Saved entries

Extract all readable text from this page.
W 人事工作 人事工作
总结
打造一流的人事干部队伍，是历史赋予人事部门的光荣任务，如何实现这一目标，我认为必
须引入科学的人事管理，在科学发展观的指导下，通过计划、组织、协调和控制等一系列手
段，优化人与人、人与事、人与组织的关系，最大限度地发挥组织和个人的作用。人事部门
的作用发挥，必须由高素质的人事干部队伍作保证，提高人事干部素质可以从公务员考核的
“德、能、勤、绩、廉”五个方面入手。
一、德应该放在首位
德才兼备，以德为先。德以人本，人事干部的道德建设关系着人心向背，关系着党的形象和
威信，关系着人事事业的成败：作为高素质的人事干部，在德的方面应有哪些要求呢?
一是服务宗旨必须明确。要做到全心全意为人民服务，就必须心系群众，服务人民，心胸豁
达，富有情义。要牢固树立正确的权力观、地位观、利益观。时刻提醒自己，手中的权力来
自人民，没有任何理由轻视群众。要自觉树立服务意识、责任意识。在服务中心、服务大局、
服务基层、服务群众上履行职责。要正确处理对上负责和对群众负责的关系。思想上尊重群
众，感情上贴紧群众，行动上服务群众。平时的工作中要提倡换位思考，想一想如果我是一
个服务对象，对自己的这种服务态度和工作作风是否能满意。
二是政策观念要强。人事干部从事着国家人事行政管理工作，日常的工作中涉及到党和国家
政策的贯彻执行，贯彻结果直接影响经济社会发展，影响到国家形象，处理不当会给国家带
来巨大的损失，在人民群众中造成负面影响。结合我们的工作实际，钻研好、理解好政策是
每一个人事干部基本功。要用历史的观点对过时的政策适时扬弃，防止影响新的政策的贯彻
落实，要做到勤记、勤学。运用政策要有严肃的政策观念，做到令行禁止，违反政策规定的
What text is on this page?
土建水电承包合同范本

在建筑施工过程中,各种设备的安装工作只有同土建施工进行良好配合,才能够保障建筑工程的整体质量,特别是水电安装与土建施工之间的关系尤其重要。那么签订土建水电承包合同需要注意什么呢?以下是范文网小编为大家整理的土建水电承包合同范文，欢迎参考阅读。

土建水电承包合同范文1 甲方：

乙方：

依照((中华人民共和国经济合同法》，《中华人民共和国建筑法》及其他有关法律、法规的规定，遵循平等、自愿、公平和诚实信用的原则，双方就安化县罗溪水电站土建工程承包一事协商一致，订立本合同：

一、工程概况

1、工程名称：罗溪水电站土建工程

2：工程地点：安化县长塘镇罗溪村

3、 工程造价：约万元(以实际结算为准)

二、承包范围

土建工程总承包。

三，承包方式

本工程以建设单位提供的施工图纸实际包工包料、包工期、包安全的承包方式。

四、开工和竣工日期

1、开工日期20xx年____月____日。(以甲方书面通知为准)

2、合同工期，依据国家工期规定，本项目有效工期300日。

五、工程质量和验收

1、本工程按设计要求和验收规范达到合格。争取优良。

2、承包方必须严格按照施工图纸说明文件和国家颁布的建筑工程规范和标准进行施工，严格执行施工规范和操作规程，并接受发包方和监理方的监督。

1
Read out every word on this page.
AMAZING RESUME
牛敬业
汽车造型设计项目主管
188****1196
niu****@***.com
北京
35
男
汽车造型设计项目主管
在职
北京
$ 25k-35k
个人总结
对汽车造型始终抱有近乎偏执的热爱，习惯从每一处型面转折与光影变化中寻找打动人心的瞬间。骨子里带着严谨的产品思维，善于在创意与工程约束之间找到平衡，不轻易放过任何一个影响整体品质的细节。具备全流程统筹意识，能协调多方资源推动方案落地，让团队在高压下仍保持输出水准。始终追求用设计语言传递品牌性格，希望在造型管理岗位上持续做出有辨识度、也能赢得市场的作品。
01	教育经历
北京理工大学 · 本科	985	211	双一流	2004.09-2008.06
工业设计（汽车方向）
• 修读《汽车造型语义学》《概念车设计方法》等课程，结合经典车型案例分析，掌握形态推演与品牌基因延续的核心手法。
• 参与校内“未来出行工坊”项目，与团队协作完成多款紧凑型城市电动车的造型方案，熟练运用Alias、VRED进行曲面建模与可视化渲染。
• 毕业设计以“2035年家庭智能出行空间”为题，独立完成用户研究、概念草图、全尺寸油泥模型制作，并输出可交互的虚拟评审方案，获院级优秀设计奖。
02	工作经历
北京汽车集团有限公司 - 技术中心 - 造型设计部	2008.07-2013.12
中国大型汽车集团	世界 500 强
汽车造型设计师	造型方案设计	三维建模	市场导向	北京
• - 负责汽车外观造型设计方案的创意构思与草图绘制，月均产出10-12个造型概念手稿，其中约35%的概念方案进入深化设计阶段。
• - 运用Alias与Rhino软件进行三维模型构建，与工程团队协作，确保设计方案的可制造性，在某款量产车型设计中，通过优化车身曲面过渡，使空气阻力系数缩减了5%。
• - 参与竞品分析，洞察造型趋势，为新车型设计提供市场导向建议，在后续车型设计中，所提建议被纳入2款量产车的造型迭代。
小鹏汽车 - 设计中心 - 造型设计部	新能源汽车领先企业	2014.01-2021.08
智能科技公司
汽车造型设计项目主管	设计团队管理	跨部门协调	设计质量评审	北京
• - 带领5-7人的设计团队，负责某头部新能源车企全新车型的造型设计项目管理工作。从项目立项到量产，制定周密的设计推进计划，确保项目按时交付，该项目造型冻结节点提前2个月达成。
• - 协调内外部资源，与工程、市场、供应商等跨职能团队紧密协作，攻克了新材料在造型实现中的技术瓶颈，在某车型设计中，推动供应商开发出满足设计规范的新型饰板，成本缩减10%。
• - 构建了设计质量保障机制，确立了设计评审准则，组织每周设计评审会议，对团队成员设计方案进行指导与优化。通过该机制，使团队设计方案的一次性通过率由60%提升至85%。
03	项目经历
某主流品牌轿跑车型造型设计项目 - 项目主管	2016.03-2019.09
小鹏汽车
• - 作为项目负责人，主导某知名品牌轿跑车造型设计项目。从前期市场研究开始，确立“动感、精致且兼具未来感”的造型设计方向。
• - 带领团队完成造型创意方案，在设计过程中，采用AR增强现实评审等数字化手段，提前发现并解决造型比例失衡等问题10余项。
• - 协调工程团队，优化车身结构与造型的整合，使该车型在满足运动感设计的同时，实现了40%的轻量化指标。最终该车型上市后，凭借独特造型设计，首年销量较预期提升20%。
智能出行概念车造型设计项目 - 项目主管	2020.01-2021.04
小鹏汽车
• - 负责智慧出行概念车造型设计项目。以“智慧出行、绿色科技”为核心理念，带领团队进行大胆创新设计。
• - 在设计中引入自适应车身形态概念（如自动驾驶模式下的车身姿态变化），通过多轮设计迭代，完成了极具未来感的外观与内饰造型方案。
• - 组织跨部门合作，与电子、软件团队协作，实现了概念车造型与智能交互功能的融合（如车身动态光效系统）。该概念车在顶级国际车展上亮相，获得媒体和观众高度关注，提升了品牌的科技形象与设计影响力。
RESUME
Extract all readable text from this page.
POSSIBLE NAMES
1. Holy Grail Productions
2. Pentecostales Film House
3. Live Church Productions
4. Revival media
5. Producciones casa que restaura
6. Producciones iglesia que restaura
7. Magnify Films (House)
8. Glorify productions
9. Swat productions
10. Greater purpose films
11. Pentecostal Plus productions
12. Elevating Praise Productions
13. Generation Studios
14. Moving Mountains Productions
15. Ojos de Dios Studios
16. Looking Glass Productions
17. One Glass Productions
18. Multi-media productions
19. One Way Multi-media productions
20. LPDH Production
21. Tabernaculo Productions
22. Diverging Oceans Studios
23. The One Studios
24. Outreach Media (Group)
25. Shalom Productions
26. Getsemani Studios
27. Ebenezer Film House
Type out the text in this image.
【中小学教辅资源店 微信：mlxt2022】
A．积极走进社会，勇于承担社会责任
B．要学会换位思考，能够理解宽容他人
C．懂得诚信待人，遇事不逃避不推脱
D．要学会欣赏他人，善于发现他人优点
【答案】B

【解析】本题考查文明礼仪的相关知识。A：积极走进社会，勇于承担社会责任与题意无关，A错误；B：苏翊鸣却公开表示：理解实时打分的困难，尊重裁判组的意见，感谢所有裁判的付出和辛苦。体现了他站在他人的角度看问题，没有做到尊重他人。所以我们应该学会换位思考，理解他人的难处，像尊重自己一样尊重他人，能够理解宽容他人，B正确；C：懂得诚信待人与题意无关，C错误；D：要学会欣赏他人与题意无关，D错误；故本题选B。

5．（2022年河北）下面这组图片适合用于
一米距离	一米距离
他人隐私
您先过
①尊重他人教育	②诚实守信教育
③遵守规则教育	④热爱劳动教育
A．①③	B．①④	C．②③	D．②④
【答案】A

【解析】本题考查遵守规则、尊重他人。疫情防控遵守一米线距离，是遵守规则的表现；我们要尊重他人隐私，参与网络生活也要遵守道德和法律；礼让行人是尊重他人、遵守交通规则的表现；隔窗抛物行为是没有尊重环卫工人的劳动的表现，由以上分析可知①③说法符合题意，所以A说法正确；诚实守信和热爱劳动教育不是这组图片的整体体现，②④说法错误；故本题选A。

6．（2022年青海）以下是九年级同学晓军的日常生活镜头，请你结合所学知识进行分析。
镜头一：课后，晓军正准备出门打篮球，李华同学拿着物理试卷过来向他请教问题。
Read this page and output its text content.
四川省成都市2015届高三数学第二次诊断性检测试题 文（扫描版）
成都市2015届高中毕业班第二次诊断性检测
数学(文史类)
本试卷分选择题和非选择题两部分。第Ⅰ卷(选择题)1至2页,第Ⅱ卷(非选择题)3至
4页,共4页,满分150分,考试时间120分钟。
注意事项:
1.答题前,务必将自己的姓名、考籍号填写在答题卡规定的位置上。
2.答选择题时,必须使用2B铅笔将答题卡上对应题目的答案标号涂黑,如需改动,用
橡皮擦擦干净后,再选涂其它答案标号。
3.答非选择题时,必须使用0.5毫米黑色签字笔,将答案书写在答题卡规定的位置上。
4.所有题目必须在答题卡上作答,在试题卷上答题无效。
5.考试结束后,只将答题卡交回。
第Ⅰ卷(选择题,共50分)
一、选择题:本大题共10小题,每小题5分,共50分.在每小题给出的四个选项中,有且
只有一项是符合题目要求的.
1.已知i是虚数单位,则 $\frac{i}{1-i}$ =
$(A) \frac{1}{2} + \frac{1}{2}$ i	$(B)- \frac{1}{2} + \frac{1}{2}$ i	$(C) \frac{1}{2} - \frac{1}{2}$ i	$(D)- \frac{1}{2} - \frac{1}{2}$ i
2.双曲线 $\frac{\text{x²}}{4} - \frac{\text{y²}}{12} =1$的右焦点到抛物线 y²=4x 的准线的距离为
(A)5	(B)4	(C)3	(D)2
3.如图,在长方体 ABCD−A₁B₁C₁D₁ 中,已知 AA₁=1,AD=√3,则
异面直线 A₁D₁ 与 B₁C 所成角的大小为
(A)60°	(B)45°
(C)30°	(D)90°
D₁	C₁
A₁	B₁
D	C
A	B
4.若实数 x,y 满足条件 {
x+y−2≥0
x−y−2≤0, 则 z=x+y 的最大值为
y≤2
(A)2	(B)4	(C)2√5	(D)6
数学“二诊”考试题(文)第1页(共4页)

_EXERCISE DIRECTIONS_. Write out every line of the data that holds the word "text".

_PROBLEM SOLUTION_.
Extract all readable text from this page.
What text is on this page?
Extract all readable text from this page.
Type out the text in this image.
Read this page and output its text content.
2.双曲线 $\frac{\text{x²}}{4} - \frac{\text{y²}}{12} =1$的右焦点到抛物线 y²=4x 的准线的距离为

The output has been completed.